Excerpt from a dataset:
^^^^
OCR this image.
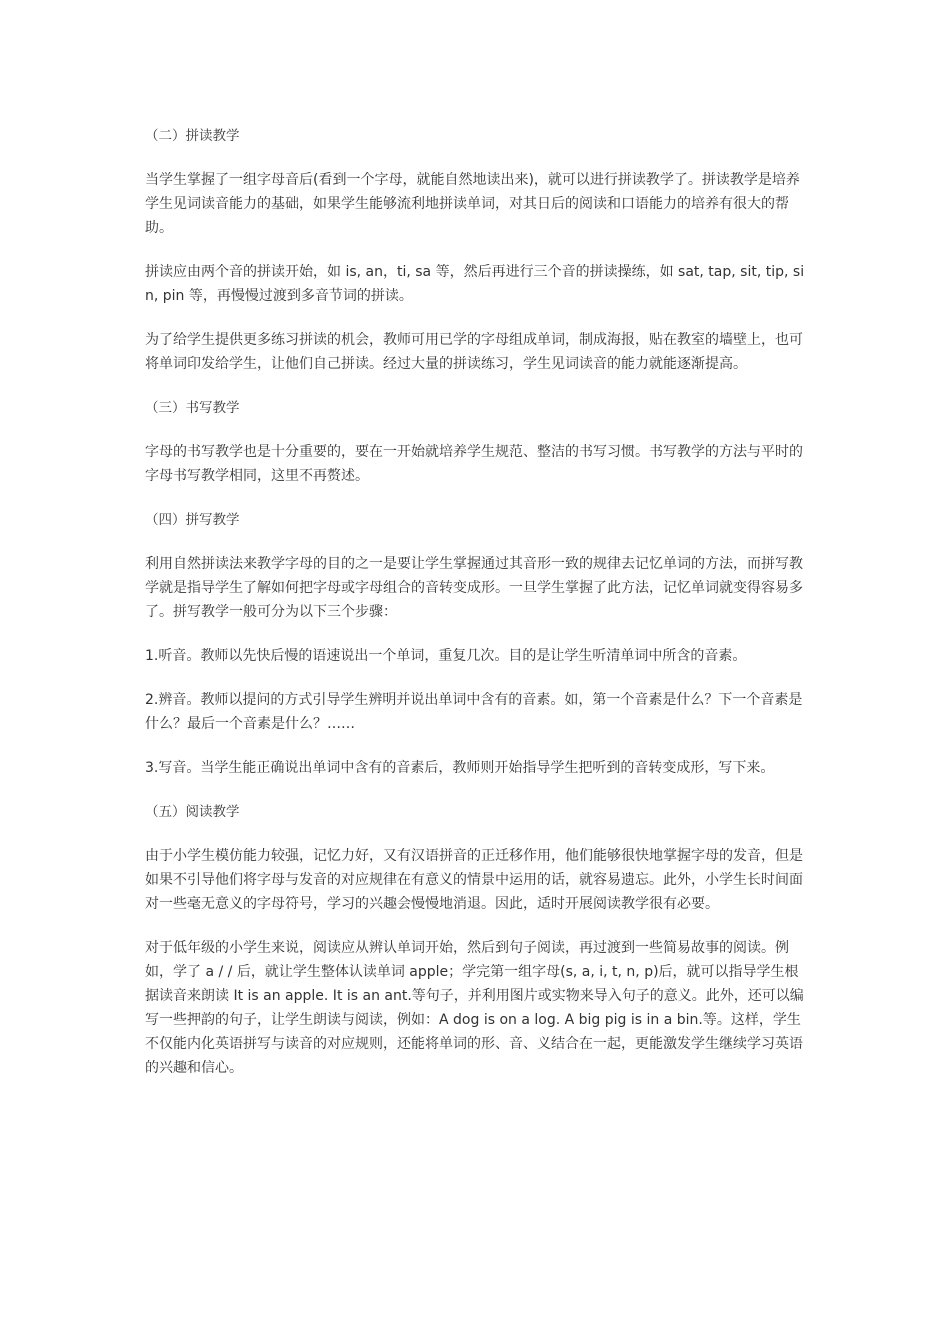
（二）拼读教学

当学生掌握了一组字母音后(看到一个字母，就能自然地读出来)，就可以进行拼读教学了。拼读教学是培养学生见词读音能力的基础，如果学生能够流利地拼读单词，对其日后的阅读和口语能力的培养有很大的帮助。

拼读应由两个音的拼读开始，如 is, an，ti, sa 等，然后再进行三个音的拼读操练，如 sat, tap, sit, tip, sin, pin 等，再慢慢过渡到多音节词的拼读。

为了给学生提供更多练习拼读的机会，教师可用已学的字母组成单词，制成海报，贴在教室的墙壁上，也可将单词印发给学生，让他们自己拼读。经过大量的拼读练习，学生见词读音的能力就能逐渐提高。

（三）书写教学

字母的书写教学也是十分重要的，要在一开始就培养学生规范、整洁的书写习惯。书写教学的方法与平时的字母书写教学相同，这里不再赘述。

（四）拼写教学

利用自然拼读法来教学字母的目的之一是要让学生掌握通过其音形一致的规律去记忆单词的方法，而拼写教学就是指导学生了解如何把字母或字母组合的音转变成形。一旦学生掌握了此方法，记忆单词就变得容易多了。拼写教学一般可分为以下三个步骤：

1.听音。教师以先快后慢的语速说出一个单词，重复几次。目的是让学生听清单词中所含的音素。

2.辨音。教师以提问的方式引导学生辨明并说出单词中含有的音素。如，第一个音素是什么？下一个音素是什么？最后一个音素是什么？……

3.写音。当学生能正确说出单词中含有的音素后，教师则开始指导学生把听到的音转变成形，写下来。

（五）阅读教学

由于小学生模仿能力较强，记忆力好，又有汉语拼音的正迁移作用，他们能够很快地掌握字母的发音，但是如果不引导他们将字母与发音的对应规律在有意义的情景中运用的话，就容易遗忘。此外，小学生长时间面对一些毫无意义的字母符号，学习的兴趣会慢慢地消退。因此，适时开展阅读教学很有必要。

对于低年级的小学生来说，阅读应从辨认单词开始，然后到句子阅读，再过渡到一些简易故事的阅读。例如，学了 a / / 后，就让学生整体认读单词 apple；学完第一组字母(s, a, i, t, n, p)后，就可以指导学生根据读音来朗读 It is an apple. It is an ant.等句子，并利用图片或实物来导入句子的意义。此外，还可以编写一些押韵的句子，让学生朗读与阅读，例如：A dog is on a log. A big pig is in a bin.等。这样，学生不仅能内化英语拼写与读音的对应规则，还能将单词的形、音、义结合在一起，更能激发学生继续学习英语的兴趣和信心。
^^^^
## Directions for this task
Can you repeat every record above exactly, apart from the pictures?

## Task solution
OCR this image.
（二）拼读教学

当学生掌握了一组字母音后(看到一个字母，就能自然地读出来)，就可以进行拼读教学了。拼读教学是培养学生见词读音能力的基础，如果学生能够流利地拼读单词，对其日后的阅读和口语能力的培养有很大的帮助。

拼读应由两个音的拼读开始，如 is, an，ti, sa 等，然后再进行三个音的拼读操练，如 sat, tap, sit, tip, sin, pin 等，再慢慢过渡到多音节词的拼读。

为了给学生提供更多练习拼读的机会，教师可用已学的字母组成单词，制成海报，贴在教室的墙壁上，也可将单词印发给学生，让他们自己拼读。经过大量的拼读练习，学生见词读音的能力就能逐渐提高。

（三）书写教学

字母的书写教学也是十分重要的，要在一开始就培养学生规范、整洁的书写习惯。书写教学的方法与平时的字母书写教学相同，这里不再赘述。

（四）拼写教学

利用自然拼读法来教学字母的目的之一是要让学生掌握通过其音形一致的规律去记忆单词的方法，而拼写教学就是指导学生了解如何把字母或字母组合的音转变成形。一旦学生掌握了此方法，记忆单词就变得容易多了。拼写教学一般可分为以下三个步骤：

1.听音。教师以先快后慢的语速说出一个单词，重复几次。目的是让学生听清单词中所含的音素。

2.辨音。教师以提问的方式引导学生辨明并说出单词中含有的音素。如，第一个音素是什么？下一个音素是什么？最后一个音素是什么？……

3.写音。当学生能正确说出单词中含有的音素后，教师则开始指导学生把听到的音转变成形，写下来。

（五）阅读教学

由于小学生模仿能力较强，记忆力好，又有汉语拼音的正迁移作用，他们能够很快地掌握字母的发音，但是如果不引导他们将字母与发音的对应规律在有意义的情景中运用的话，就容易遗忘。此外，小学生长时间面对一些毫无意义的字母符号，学习的兴趣会慢慢地消退。因此，适时开展阅读教学很有必要。

对于低年级的小学生来说，阅读应从辨认单词开始，然后到句子阅读，再过渡到一些简易故事的阅读。例如，学了 a / / 后，就让学生整体认读单词 apple；学完第一组字母(s, a, i, t, n, p)后，就可以指导学生根据读音来朗读 It is an apple. It is an ant.等句子，并利用图片或实物来导入句子的意义。此外，还可以编写一些押韵的句子，让学生朗读与阅读，例如：A dog is on a log. A big pig is in a bin.等。这样，学生不仅能内化英语拼写与读音的对应规则，还能将单词的形、音、义结合在一起，更能激发学生继续学习英语的兴趣和信心。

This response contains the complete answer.